Pull out each line of the data that includes the word "time".

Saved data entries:

....................

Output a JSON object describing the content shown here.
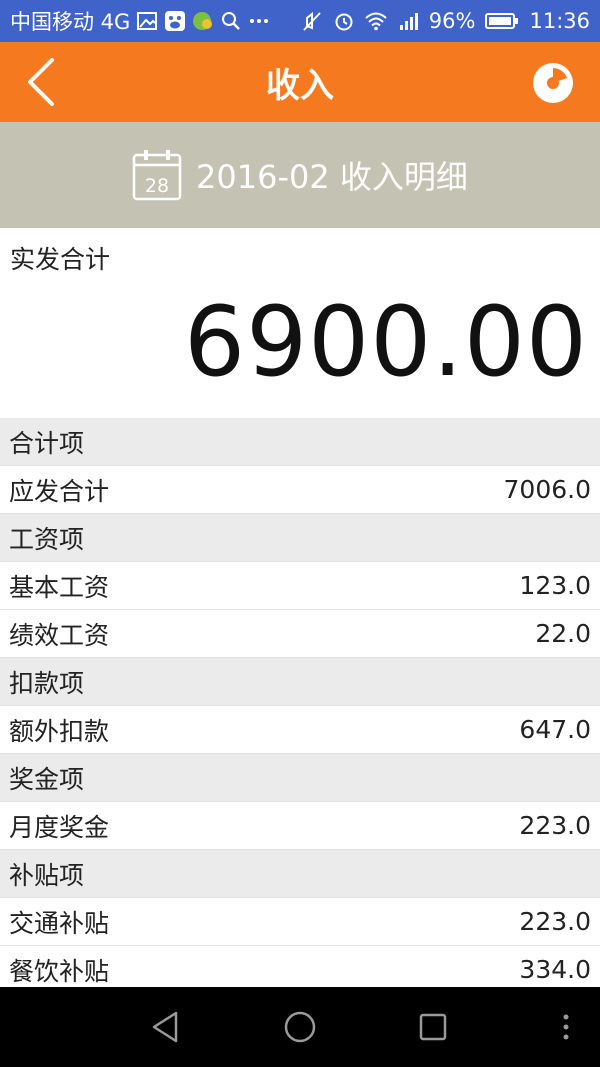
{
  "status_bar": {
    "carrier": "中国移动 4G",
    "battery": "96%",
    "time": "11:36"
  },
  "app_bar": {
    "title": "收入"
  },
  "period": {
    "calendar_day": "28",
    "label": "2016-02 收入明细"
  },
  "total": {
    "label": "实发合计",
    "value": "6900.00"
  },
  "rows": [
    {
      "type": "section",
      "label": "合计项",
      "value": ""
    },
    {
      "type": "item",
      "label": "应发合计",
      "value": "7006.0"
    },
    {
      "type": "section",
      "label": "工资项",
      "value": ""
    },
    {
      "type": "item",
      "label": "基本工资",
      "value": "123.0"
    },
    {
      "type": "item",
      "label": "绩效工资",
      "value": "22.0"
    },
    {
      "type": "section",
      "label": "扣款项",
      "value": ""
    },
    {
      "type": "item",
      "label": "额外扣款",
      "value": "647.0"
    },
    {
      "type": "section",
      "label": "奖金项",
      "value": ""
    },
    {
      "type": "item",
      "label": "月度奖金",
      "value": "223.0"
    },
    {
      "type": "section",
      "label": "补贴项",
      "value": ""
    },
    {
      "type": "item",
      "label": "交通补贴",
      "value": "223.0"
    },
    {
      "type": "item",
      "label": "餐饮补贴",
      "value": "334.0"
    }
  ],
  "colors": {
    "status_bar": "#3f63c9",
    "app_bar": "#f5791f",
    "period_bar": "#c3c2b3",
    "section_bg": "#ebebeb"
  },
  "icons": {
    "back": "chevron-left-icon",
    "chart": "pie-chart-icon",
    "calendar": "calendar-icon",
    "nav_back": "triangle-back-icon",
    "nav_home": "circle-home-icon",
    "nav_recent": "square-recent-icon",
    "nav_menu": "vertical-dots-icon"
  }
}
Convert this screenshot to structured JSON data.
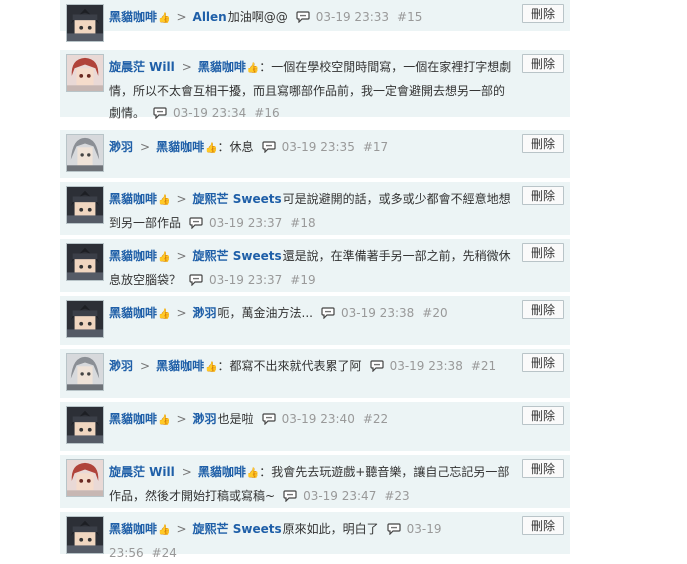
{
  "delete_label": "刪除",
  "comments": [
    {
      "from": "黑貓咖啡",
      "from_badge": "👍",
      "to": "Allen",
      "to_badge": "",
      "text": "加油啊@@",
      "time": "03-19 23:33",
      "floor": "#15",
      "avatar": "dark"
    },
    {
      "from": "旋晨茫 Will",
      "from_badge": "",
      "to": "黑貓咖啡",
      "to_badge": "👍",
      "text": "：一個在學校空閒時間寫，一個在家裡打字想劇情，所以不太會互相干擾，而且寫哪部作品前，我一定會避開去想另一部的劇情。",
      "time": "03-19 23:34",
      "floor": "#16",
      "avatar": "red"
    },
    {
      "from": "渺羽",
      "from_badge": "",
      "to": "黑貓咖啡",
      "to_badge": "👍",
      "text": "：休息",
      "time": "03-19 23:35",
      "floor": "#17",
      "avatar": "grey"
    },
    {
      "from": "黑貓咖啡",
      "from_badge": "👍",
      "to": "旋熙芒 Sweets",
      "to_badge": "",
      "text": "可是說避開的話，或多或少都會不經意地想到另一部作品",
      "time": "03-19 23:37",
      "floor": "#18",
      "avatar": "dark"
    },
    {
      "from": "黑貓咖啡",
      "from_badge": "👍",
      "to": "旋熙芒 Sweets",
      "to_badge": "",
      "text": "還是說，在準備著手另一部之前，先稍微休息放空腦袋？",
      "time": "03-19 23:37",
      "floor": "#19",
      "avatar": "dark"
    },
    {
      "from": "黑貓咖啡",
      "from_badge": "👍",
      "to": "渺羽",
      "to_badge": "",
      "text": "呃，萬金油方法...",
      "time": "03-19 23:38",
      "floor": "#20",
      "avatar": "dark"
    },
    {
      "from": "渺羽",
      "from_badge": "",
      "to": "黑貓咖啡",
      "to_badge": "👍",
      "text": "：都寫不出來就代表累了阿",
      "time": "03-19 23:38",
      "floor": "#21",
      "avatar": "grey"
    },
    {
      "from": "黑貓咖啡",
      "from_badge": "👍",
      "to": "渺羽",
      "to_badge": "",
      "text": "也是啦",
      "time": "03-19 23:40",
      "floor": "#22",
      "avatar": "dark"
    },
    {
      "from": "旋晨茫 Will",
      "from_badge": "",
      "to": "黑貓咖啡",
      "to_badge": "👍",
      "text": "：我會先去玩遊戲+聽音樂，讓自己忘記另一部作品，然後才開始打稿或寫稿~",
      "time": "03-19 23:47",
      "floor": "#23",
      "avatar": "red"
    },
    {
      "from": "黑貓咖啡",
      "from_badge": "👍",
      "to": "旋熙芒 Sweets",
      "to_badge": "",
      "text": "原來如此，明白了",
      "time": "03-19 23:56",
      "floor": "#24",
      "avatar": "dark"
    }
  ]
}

....................

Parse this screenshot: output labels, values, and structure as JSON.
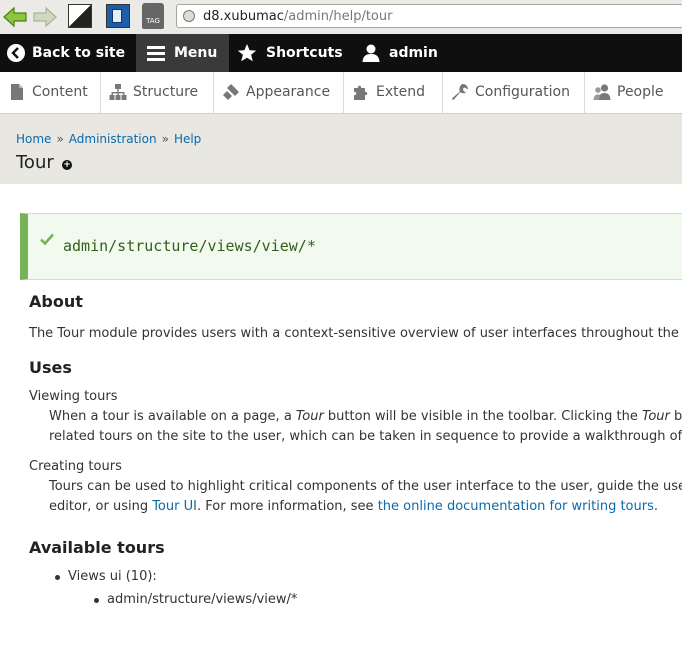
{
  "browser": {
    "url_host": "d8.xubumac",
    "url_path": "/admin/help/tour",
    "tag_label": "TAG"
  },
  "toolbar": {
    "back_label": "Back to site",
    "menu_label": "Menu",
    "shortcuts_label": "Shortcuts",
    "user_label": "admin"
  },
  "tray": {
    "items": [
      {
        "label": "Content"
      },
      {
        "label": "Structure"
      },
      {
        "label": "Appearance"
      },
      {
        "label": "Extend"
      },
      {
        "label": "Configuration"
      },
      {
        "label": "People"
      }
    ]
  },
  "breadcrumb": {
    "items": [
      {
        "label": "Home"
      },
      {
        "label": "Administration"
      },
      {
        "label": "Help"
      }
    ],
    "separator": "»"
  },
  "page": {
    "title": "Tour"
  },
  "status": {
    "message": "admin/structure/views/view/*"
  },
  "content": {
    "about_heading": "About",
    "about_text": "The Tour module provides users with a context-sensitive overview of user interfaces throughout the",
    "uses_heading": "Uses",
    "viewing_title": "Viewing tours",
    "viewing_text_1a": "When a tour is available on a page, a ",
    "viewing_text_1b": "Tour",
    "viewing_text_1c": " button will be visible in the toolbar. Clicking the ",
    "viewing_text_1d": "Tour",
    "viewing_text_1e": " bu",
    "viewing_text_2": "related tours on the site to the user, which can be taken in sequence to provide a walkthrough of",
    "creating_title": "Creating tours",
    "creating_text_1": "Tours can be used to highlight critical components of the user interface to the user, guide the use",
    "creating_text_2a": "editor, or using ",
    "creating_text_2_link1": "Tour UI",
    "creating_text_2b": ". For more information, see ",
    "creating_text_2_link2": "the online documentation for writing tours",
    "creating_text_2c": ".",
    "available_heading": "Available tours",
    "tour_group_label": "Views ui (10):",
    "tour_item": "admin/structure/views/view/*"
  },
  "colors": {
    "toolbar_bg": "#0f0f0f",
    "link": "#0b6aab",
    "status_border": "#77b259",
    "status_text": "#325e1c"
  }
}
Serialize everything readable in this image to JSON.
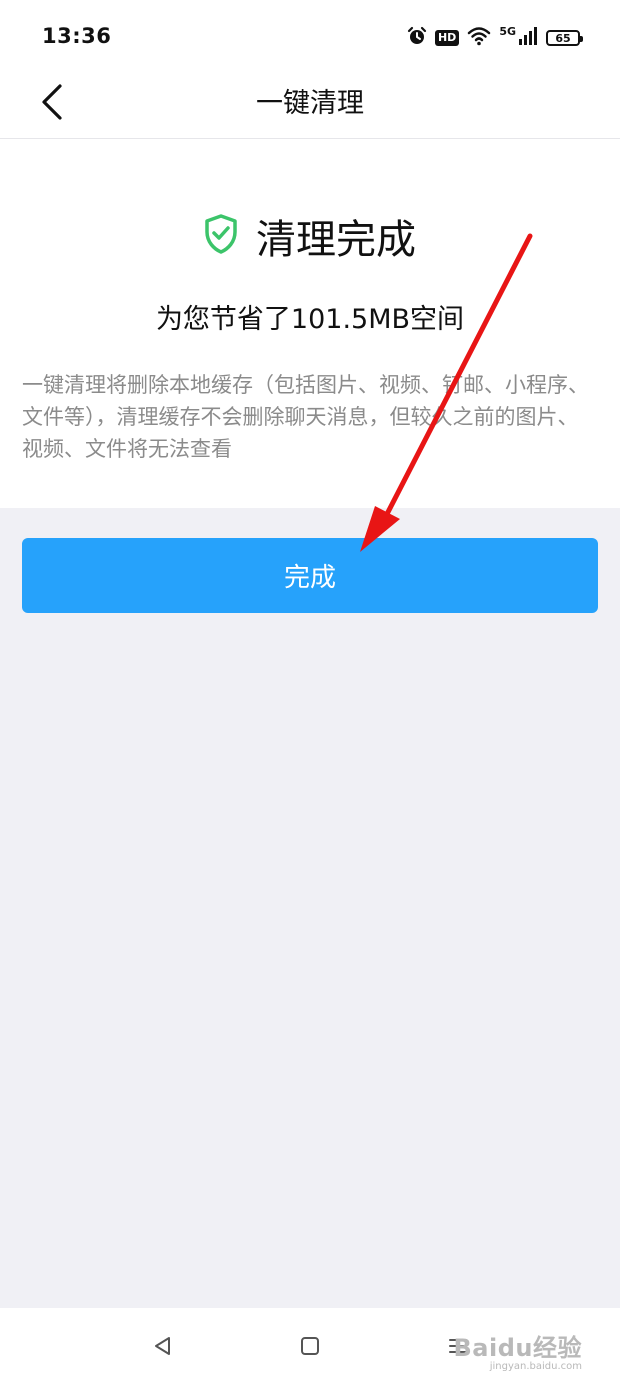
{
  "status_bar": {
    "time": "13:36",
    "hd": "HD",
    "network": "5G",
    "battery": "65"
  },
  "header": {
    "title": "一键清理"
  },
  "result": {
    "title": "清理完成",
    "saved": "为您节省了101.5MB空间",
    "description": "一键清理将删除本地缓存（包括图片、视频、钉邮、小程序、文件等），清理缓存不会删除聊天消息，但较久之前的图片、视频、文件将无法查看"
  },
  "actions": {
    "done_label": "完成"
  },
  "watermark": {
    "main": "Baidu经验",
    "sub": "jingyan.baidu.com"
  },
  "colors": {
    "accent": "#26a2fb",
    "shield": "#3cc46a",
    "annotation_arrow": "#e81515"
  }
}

....................

WRITTEN ANSWER
    "time": "11:36"
      "time": "03-19 23:33",
      "time": "03-19 23:34",
      "time": "03-19 23:35",
      "time": "03-19 23:37",
      "time": "03-19 23:37",
      "time": "03-19 23:38",
      "time": "03-19 23:38",
      "time": "03-19 23:40",
      "time": "03-19 23:47",
      "time": "03-19 23:56",
    "time": "13:36",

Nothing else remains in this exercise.